__What you should do__
Give the listing again in full, exactly as written.

__Records about charts and figures__
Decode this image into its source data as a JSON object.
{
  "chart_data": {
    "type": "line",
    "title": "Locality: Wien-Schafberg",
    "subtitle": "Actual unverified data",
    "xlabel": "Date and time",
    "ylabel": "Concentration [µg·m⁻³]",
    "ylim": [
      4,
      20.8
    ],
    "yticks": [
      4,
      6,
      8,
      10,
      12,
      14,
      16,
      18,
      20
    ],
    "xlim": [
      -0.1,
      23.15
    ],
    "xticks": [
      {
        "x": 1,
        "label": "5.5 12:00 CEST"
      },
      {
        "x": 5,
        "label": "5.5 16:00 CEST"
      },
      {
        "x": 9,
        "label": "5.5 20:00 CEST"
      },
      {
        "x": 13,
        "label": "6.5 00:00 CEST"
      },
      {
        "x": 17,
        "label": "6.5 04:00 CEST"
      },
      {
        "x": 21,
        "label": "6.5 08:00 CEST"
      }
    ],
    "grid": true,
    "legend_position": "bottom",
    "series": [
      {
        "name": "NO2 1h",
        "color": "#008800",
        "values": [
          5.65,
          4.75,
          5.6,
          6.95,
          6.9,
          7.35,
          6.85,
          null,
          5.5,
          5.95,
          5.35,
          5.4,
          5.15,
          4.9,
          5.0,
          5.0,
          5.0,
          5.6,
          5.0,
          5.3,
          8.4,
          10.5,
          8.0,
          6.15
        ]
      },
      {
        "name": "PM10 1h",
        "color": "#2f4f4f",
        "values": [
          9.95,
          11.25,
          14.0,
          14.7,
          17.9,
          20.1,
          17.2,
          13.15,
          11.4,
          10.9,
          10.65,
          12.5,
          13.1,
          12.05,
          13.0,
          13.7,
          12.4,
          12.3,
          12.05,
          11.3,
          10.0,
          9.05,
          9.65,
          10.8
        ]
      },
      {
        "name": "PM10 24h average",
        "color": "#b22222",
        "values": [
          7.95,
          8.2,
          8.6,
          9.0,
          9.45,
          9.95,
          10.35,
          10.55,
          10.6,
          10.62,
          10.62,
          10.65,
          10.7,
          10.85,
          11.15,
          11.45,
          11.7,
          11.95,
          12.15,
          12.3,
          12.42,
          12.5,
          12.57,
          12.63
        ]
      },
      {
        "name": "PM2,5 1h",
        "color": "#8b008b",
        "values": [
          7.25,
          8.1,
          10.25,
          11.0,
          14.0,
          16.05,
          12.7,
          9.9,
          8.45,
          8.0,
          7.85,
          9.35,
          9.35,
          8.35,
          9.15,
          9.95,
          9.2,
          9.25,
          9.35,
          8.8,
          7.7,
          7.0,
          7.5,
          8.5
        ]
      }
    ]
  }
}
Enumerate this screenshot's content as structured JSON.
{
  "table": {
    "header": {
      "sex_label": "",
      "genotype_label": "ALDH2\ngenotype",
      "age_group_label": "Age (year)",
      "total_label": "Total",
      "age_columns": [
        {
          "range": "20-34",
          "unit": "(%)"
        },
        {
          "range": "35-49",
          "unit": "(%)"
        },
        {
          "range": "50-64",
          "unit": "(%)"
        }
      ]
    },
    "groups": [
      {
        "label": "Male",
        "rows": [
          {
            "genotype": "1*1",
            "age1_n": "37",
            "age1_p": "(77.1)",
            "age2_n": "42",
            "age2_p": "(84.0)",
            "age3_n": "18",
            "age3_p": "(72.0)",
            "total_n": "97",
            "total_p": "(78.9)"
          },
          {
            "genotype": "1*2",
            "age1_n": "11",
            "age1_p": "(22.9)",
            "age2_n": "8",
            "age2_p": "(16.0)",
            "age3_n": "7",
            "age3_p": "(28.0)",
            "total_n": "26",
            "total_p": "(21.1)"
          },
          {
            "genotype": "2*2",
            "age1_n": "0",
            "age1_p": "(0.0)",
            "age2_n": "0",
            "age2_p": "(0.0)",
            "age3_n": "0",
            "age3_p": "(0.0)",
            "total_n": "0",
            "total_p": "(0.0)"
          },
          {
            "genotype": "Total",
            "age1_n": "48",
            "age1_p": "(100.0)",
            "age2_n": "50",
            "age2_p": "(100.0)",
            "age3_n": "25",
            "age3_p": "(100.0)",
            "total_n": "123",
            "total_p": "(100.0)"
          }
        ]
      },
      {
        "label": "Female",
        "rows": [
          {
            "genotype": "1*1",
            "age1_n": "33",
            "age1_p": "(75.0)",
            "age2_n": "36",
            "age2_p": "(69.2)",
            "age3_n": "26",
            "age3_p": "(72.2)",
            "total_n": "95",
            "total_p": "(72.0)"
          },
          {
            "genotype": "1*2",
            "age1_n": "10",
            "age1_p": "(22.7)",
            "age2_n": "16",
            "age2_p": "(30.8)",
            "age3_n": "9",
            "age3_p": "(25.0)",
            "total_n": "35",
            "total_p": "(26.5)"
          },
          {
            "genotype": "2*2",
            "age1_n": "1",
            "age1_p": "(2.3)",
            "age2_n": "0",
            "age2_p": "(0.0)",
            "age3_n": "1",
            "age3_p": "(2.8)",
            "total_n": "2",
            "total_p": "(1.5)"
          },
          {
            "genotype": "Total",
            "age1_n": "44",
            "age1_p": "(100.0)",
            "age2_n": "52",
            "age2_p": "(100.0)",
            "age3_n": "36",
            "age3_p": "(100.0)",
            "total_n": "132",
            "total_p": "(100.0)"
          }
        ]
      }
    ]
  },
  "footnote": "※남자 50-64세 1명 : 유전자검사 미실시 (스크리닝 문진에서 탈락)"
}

__Solved problem__
Decode this image into its source data as a JSON object.
{
  "chart_data": {
    "type": "line",
    "title": "Locality: Wien-Schafberg",
    "subtitle": "Actual unverified data",
    "xlabel": "Date and time",
    "ylabel": "Concentration [µg·m⁻³]",
    "ylim": [
      4,
      20.8
    ],
    "yticks": [
      4,
      6,
      8,
      10,
      12,
      14,
      16,
      18,
      20
    ],
    "xlim": [
      -0.1,
      23.15
    ],
    "xticks": [
      {
        "x": 1,
        "label": "5.5 12:00 CEST"
      },
      {
        "x": 5,
        "label": "5.5 16:00 CEST"
      },
      {
        "x": 9,
        "label": "5.5 20:00 CEST"
      },
      {
        "x": 13,
        "label": "6.5 00:00 CEST"
      },
      {
        "x": 17,
        "label": "6.5 04:00 CEST"
      },
      {
        "x": 21,
        "label": "6.5 08:00 CEST"
      }
    ],
    "grid": true,
    "legend_position": "bottom",
    "series": [
      {
        "name": "NO2 1h",
        "color": "#008800",
        "values": [
          5.65,
          4.75,
          5.6,
          6.95,
          6.9,
          7.35,
          6.85,
          null,
          5.5,
          5.95,
          5.35,
          5.4,
          5.15,
          4.9,
          5.0,
          5.0,
          5.0,
          5.6,
          5.0,
          5.3,
          8.4,
          10.5,
          8.0,
          6.15
        ]
      },
      {
        "name": "PM10 1h",
        "color": "#2f4f4f",
        "values": [
          9.95,
          11.25,
          14.0,
          14.7,
          17.9,
          20.1,
          17.2,
          13.15,
          11.4,
          10.9,
          10.65,
          12.5,
          13.1,
          12.05,
          13.0,
          13.7,
          12.4,
          12.3,
          12.05,
          11.3,
          10.0,
          9.05,
          9.65,
          10.8
        ]
      },
      {
        "name": "PM10 24h average",
        "color": "#b22222",
        "values": [
          7.95,
          8.2,
          8.6,
          9.0,
          9.45,
          9.95,
          10.35,
          10.55,
          10.6,
          10.62,
          10.62,
          10.65,
          10.7,
          10.85,
          11.15,
          11.45,
          11.7,
          11.95,
          12.15,
          12.3,
          12.42,
          12.5,
          12.57,
          12.63
        ]
      },
      {
        "name": "PM2,5 1h",
        "color": "#8b008b",
        "values": [
          7.25,
          8.1,
          10.25,
          11.0,
          14.0,
          16.05,
          12.7,
          9.9,
          8.45,
          8.0,
          7.85,
          9.35,
          9.35,
          8.35,
          9.15,
          9.95,
          9.2,
          9.25,
          9.35,
          8.8,
          7.7,
          7.0,
          7.5,
          8.5
        ]
      }
    ]
  }
}
Enumerate this screenshot's content as structured JSON.
{
  "table": {
    "header": {
      "sex_label": "",
      "genotype_label": "ALDH2\ngenotype",
      "age_group_label": "Age (year)",
      "total_label": "Total",
      "age_columns": [
        {
          "range": "20-34",
          "unit": "(%)"
        },
        {
          "range": "35-49",
          "unit": "(%)"
        },
        {
          "range": "50-64",
          "unit": "(%)"
        }
      ]
    },
    "groups": [
      {
        "label": "Male",
        "rows": [
          {
            "genotype": "1*1",
            "age1_n": "37",
            "age1_p": "(77.1)",
            "age2_n": "42",
            "age2_p": "(84.0)",
            "age3_n": "18",
            "age3_p": "(72.0)",
            "total_n": "97",
            "total_p": "(78.9)"
          },
          {
            "genotype": "1*2",
            "age1_n": "11",
            "age1_p": "(22.9)",
            "age2_n": "8",
            "age2_p": "(16.0)",
            "age3_n": "7",
            "age3_p": "(28.0)",
            "total_n": "26",
            "total_p": "(21.1)"
          },
          {
            "genotype": "2*2",
            "age1_n": "0",
            "age1_p": "(0.0)",
            "age2_n": "0",
            "age2_p": "(0.0)",
            "age3_n": "0",
            "age3_p": "(0.0)",
            "total_n": "0",
            "total_p": "(0.0)"
          },
          {
            "genotype": "Total",
            "age1_n": "48",
            "age1_p": "(100.0)",
            "age2_n": "50",
            "age2_p": "(100.0)",
            "age3_n": "25",
            "age3_p": "(100.0)",
            "total_n": "123",
            "total_p": "(100.0)"
          }
        ]
      },
      {
        "label": "Female",
        "rows": [
          {
            "genotype": "1*1",
            "age1_n": "33",
            "age1_p": "(75.0)",
            "age2_n": "36",
            "age2_p": "(69.2)",
            "age3_n": "26",
            "age3_p": "(72.2)",
            "total_n": "95",
            "total_p": "(72.0)"
          },
          {
            "genotype": "1*2",
            "age1_n": "10",
            "age1_p": "(22.7)",
            "age2_n": "16",
            "age2_p": "(30.8)",
            "age3_n": "9",
            "age3_p": "(25.0)",
            "total_n": "35",
            "total_p": "(26.5)"
          },
          {
            "genotype": "2*2",
            "age1_n": "1",
            "age1_p": "(2.3)",
            "age2_n": "0",
            "age2_p": "(0.0)",
            "age3_n": "1",
            "age3_p": "(2.8)",
            "total_n": "2",
            "total_p": "(1.5)"
          },
          {
            "genotype": "Total",
            "age1_n": "44",
            "age1_p": "(100.0)",
            "age2_n": "52",
            "age2_p": "(100.0)",
            "age3_n": "36",
            "age3_p": "(100.0)",
            "total_n": "132",
            "total_p": "(100.0)"
          }
        ]
      }
    ]
  },
  "footnote": "※남자 50-64세 1명 : 유전자검사 미실시 (스크리닝 문진에서 탈락)"
}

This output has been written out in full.